§ Input records

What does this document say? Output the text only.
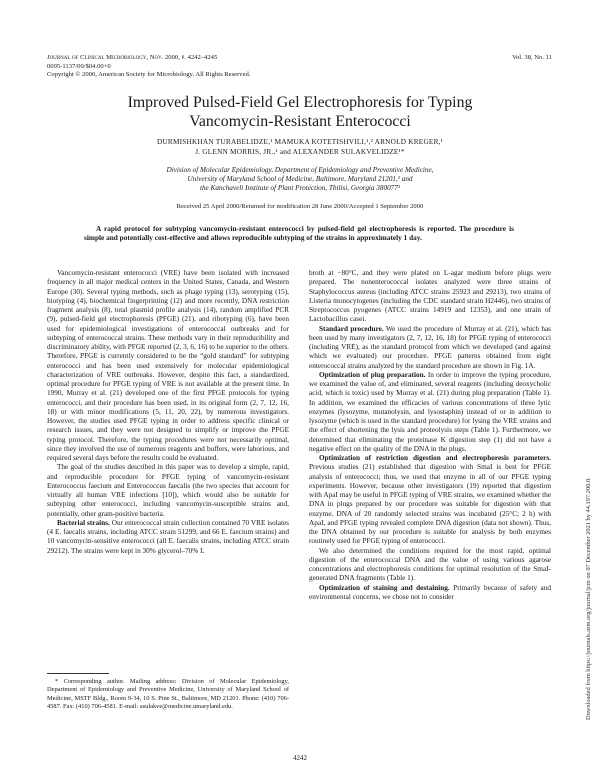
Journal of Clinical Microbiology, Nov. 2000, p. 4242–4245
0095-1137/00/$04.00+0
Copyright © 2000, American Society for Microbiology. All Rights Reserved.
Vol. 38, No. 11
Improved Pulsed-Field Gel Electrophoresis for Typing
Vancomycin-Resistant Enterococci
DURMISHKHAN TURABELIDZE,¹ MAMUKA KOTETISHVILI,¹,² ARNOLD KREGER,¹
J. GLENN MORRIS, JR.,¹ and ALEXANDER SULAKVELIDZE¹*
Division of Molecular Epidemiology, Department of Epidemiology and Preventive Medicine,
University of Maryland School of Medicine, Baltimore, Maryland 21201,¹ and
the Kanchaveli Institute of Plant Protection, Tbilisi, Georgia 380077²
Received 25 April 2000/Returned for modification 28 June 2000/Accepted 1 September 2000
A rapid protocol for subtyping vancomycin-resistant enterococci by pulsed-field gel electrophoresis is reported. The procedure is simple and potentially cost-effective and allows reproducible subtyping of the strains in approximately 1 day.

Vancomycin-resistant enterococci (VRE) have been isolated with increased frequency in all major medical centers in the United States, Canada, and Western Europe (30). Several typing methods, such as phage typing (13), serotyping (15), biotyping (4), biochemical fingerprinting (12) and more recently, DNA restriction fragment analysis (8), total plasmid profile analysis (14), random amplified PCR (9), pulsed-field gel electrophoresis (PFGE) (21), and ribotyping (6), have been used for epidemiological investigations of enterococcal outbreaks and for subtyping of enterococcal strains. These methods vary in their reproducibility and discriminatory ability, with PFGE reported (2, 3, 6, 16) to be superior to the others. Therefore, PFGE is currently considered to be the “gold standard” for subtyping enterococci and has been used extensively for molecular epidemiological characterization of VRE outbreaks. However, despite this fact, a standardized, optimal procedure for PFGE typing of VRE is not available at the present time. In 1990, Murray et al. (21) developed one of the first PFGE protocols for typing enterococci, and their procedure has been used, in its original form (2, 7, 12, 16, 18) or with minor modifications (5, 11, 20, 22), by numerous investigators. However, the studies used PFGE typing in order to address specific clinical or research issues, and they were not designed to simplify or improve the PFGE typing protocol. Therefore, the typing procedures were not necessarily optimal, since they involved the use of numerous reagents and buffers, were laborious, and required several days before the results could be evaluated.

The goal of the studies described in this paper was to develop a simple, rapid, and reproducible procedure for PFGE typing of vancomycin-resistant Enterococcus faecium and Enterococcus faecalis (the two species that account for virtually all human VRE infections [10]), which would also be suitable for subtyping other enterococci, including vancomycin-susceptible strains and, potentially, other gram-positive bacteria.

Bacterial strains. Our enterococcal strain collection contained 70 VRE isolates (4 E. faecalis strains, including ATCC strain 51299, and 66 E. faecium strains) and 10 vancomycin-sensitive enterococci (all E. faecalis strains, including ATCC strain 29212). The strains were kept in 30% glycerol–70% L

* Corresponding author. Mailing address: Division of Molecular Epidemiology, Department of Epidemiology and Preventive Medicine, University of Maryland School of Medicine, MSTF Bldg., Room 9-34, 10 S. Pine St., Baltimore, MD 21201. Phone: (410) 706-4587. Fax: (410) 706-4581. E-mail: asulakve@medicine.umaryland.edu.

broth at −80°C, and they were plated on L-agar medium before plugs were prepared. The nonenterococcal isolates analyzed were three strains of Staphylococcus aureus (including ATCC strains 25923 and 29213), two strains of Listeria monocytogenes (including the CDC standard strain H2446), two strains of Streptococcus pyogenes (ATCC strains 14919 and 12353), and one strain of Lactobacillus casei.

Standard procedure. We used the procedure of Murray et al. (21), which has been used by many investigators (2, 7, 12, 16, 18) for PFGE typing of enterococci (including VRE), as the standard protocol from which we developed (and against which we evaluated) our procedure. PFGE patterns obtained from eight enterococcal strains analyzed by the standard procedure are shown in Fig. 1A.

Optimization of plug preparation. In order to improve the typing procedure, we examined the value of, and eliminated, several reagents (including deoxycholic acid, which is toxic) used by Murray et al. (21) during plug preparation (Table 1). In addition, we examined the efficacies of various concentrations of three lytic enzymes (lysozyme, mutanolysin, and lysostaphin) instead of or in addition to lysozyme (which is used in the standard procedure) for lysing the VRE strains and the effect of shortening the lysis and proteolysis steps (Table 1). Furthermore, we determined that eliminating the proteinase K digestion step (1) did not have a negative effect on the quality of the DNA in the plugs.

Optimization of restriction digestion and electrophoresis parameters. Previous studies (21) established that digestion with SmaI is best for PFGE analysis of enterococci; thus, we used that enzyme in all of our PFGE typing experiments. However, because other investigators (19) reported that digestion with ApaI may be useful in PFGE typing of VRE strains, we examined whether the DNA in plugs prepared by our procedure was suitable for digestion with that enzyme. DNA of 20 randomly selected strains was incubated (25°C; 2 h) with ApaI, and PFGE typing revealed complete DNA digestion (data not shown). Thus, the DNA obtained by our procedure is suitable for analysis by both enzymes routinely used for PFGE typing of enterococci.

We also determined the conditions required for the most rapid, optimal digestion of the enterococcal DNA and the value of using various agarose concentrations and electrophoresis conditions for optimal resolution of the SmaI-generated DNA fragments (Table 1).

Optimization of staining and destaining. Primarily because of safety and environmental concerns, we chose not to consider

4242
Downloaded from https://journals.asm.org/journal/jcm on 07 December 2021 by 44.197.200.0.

§ What to produce
The answer must be the full listing, exact in every line, with the pictures removed.

§ Output for this task
What does this document say? Output the text only.
Journal of Clinical Microbiology, Nov. 2000, p. 4242–4245
0095-1137/00/$04.00+0
Copyright © 2000, American Society for Microbiology. All Rights Reserved.
Vol. 38, No. 11
Improved Pulsed-Field Gel Electrophoresis for Typing
Vancomycin-Resistant Enterococci
DURMISHKHAN TURABELIDZE,¹ MAMUKA KOTETISHVILI,¹,² ARNOLD KREGER,¹
J. GLENN MORRIS, JR.,¹ and ALEXANDER SULAKVELIDZE¹*
Division of Molecular Epidemiology, Department of Epidemiology and Preventive Medicine,
University of Maryland School of Medicine, Baltimore, Maryland 21201,¹ and
the Kanchaveli Institute of Plant Protection, Tbilisi, Georgia 380077²
Received 25 April 2000/Returned for modification 28 June 2000/Accepted 1 September 2000
A rapid protocol for subtyping vancomycin-resistant enterococci by pulsed-field gel electrophoresis is reported. The procedure is simple and potentially cost-effective and allows reproducible subtyping of the strains in approximately 1 day.

Vancomycin-resistant enterococci (VRE) have been isolated with increased frequency in all major medical centers in the United States, Canada, and Western Europe (30). Several typing methods, such as phage typing (13), serotyping (15), biotyping (4), biochemical fingerprinting (12) and more recently, DNA restriction fragment analysis (8), total plasmid profile analysis (14), random amplified PCR (9), pulsed-field gel electrophoresis (PFGE) (21), and ribotyping (6), have been used for epidemiological investigations of enterococcal outbreaks and for subtyping of enterococcal strains. These methods vary in their reproducibility and discriminatory ability, with PFGE reported (2, 3, 6, 16) to be superior to the others. Therefore, PFGE is currently considered to be the “gold standard” for subtyping enterococci and has been used extensively for molecular epidemiological characterization of VRE outbreaks. However, despite this fact, a standardized, optimal procedure for PFGE typing of VRE is not available at the present time. In 1990, Murray et al. (21) developed one of the first PFGE protocols for typing enterococci, and their procedure has been used, in its original form (2, 7, 12, 16, 18) or with minor modifications (5, 11, 20, 22), by numerous investigators. However, the studies used PFGE typing in order to address specific clinical or research issues, and they were not designed to simplify or improve the PFGE typing protocol. Therefore, the typing procedures were not necessarily optimal, since they involved the use of numerous reagents and buffers, were laborious, and required several days before the results could be evaluated.

The goal of the studies described in this paper was to develop a simple, rapid, and reproducible procedure for PFGE typing of vancomycin-resistant Enterococcus faecium and Enterococcus faecalis (the two species that account for virtually all human VRE infections [10]), which would also be suitable for subtyping other enterococci, including vancomycin-susceptible strains and, potentially, other gram-positive bacteria.

Bacterial strains. Our enterococcal strain collection contained 70 VRE isolates (4 E. faecalis strains, including ATCC strain 51299, and 66 E. faecium strains) and 10 vancomycin-sensitive enterococci (all E. faecalis strains, including ATCC strain 29212). The strains were kept in 30% glycerol–70% L

* Corresponding author. Mailing address: Division of Molecular Epidemiology, Department of Epidemiology and Preventive Medicine, University of Maryland School of Medicine, MSTF Bldg., Room 9-34, 10 S. Pine St., Baltimore, MD 21201. Phone: (410) 706-4587. Fax: (410) 706-4581. E-mail: asulakve@medicine.umaryland.edu.

broth at −80°C, and they were plated on L-agar medium before plugs were prepared. The nonenterococcal isolates analyzed were three strains of Staphylococcus aureus (including ATCC strains 25923 and 29213), two strains of Listeria monocytogenes (including the CDC standard strain H2446), two strains of Streptococcus pyogenes (ATCC strains 14919 and 12353), and one strain of Lactobacillus casei.

Standard procedure. We used the procedure of Murray et al. (21), which has been used by many investigators (2, 7, 12, 16, 18) for PFGE typing of enterococci (including VRE), as the standard protocol from which we developed (and against which we evaluated) our procedure. PFGE patterns obtained from eight enterococcal strains analyzed by the standard procedure are shown in Fig. 1A.

Optimization of plug preparation. In order to improve the typing procedure, we examined the value of, and eliminated, several reagents (including deoxycholic acid, which is toxic) used by Murray et al. (21) during plug preparation (Table 1). In addition, we examined the efficacies of various concentrations of three lytic enzymes (lysozyme, mutanolysin, and lysostaphin) instead of or in addition to lysozyme (which is used in the standard procedure) for lysing the VRE strains and the effect of shortening the lysis and proteolysis steps (Table 1). Furthermore, we determined that eliminating the proteinase K digestion step (1) did not have a negative effect on the quality of the DNA in the plugs.

Optimization of restriction digestion and electrophoresis parameters. Previous studies (21) established that digestion with SmaI is best for PFGE analysis of enterococci; thus, we used that enzyme in all of our PFGE typing experiments. However, because other investigators (19) reported that digestion with ApaI may be useful in PFGE typing of VRE strains, we examined whether the DNA in plugs prepared by our procedure was suitable for digestion with that enzyme. DNA of 20 randomly selected strains was incubated (25°C; 2 h) with ApaI, and PFGE typing revealed complete DNA digestion (data not shown). Thus, the DNA obtained by our procedure is suitable for analysis by both enzymes routinely used for PFGE typing of enterococci.

We also determined the conditions required for the most rapid, optimal digestion of the enterococcal DNA and the value of using various agarose concentrations and electrophoresis conditions for optimal resolution of the SmaI-generated DNA fragments (Table 1).

Optimization of staining and destaining. Primarily because of safety and environmental concerns, we chose not to consider

4242
Downloaded from https://journals.asm.org/journal/jcm on 07 December 2021 by 44.197.200.0.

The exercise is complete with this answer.